Exercise aim = Could you retype every line of the entries below, character for character, without changing anything?

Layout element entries
-*-

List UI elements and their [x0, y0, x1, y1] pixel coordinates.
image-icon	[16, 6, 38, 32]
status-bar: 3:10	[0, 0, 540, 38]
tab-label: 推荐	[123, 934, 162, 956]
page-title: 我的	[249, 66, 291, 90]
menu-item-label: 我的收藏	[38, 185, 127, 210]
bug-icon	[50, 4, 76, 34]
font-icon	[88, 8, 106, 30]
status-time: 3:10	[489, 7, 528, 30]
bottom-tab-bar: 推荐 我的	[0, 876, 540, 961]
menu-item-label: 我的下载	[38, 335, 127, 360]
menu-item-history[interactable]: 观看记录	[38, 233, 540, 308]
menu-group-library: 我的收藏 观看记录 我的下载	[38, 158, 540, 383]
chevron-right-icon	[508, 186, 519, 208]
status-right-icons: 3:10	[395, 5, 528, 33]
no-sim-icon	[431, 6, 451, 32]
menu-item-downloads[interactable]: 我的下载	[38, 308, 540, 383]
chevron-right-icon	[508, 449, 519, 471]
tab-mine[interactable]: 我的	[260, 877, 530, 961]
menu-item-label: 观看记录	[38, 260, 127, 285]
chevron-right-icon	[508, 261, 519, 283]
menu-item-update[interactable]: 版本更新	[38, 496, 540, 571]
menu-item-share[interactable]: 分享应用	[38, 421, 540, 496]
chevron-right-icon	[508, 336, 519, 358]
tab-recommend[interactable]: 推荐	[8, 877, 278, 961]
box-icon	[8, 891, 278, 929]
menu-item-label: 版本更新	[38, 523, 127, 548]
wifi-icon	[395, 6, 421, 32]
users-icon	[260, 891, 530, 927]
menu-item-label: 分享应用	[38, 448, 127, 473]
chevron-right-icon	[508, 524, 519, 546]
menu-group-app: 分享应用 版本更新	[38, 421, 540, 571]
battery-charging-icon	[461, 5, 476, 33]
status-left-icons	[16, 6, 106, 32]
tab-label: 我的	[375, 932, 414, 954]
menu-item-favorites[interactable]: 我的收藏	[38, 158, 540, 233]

-*-

Answer for the task =
List UI elements and their [x0, y0, x1, y1] pixel coordinates.
image-icon	[16, 6, 38, 32]
status-bar: 3:10	[0, 0, 540, 38]
tab-label: 推荐	[123, 934, 162, 956]
page-title: 我的	[249, 66, 291, 90]
menu-item-label: 我的收藏	[38, 185, 127, 210]
bug-icon	[50, 4, 76, 34]
font-icon	[88, 8, 106, 30]
status-time: 3:10	[489, 7, 528, 30]
bottom-tab-bar: 推荐 我的	[0, 876, 540, 961]
menu-item-label: 我的下载	[38, 335, 127, 360]
menu-item-history[interactable]: 观看记录	[38, 233, 540, 308]
menu-group-library: 我的收藏 观看记录 我的下载	[38, 158, 540, 383]
chevron-right-icon	[508, 186, 519, 208]
status-right-icons: 3:10	[395, 5, 528, 33]
no-sim-icon	[431, 6, 451, 32]
menu-item-downloads[interactable]: 我的下载	[38, 308, 540, 383]
chevron-right-icon	[508, 449, 519, 471]
tab-mine[interactable]: 我的	[260, 877, 530, 961]
menu-item-label: 观看记录	[38, 260, 127, 285]
chevron-right-icon	[508, 261, 519, 283]
menu-item-update[interactable]: 版本更新	[38, 496, 540, 571]
menu-item-share[interactable]: 分享应用	[38, 421, 540, 496]
chevron-right-icon	[508, 336, 519, 358]
tab-recommend[interactable]: 推荐	[8, 877, 278, 961]
box-icon	[8, 891, 278, 929]
menu-item-label: 版本更新	[38, 523, 127, 548]
wifi-icon	[395, 6, 421, 32]
users-icon	[260, 891, 530, 927]
menu-item-label: 分享应用	[38, 448, 127, 473]
chevron-right-icon	[508, 524, 519, 546]
menu-group-app: 分享应用 版本更新	[38, 421, 540, 571]
battery-charging-icon	[461, 5, 476, 33]
status-left-icons	[16, 6, 106, 32]
tab-label: 我的	[375, 932, 414, 954]
menu-item-favorites[interactable]: 我的收藏	[38, 158, 540, 233]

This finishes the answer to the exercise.